# [PROBLEM]
Pick out the lines containing "Please".

********************

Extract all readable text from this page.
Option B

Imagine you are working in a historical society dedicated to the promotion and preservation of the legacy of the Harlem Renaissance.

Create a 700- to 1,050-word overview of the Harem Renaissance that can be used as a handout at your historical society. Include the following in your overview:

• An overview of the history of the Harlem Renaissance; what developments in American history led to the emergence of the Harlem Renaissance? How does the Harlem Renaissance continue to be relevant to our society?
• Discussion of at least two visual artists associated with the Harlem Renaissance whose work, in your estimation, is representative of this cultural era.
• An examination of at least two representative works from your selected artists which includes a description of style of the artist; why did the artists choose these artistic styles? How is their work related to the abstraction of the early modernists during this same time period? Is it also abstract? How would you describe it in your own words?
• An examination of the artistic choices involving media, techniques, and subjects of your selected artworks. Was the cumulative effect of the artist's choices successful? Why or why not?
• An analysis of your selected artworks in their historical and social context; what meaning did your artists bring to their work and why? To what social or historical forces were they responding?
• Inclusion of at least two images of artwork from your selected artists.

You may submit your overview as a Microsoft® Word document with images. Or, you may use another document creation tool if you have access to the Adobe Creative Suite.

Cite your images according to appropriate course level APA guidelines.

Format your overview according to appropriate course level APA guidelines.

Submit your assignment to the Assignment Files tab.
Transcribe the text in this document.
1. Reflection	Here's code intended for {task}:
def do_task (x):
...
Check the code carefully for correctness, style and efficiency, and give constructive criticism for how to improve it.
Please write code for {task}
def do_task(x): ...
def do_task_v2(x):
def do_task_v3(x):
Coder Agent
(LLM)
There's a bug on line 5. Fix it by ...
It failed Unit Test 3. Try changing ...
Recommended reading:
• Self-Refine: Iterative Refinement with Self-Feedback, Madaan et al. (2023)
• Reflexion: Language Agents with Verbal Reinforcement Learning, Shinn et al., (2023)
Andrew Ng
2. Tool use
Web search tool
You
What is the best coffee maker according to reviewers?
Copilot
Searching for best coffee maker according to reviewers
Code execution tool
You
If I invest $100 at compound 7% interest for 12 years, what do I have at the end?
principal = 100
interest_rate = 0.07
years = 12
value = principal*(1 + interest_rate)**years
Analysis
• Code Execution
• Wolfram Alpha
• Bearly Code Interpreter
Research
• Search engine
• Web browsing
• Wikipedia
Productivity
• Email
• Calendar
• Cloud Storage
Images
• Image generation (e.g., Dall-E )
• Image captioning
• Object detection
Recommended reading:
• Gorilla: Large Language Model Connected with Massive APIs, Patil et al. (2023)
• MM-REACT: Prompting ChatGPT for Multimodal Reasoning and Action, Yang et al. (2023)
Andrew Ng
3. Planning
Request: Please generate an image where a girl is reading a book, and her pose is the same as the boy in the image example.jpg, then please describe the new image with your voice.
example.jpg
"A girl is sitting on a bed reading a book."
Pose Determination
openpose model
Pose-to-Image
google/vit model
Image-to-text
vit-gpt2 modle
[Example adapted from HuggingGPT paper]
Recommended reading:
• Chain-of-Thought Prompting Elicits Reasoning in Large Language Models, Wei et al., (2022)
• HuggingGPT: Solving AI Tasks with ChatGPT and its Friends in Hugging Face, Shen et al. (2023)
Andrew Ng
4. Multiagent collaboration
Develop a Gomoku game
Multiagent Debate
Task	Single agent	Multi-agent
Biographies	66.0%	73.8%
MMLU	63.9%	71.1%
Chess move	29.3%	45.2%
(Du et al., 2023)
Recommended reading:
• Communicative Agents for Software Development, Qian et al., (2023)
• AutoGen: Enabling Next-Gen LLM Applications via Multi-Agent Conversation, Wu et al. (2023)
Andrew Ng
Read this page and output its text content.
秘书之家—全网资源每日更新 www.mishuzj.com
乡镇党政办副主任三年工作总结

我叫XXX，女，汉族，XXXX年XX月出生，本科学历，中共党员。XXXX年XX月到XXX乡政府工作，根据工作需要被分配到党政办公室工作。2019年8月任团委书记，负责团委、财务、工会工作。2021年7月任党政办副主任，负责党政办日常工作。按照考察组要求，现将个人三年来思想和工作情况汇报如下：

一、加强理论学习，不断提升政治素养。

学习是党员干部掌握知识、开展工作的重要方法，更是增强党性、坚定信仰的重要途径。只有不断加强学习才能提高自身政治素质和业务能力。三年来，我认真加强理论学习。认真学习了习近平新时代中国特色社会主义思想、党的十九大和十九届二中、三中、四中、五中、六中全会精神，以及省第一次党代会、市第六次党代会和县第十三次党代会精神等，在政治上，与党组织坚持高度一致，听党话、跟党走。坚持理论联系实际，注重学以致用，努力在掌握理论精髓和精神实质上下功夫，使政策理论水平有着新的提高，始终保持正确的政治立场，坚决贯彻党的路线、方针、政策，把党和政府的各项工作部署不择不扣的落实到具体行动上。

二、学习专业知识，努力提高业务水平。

********************

# [EXERCISE RESULT]
Please write code for {task}
Request: Please generate an image where a girl is reading a book, and her pose is the same as the boy in the image example.jpg, then please describe the new image with your voice.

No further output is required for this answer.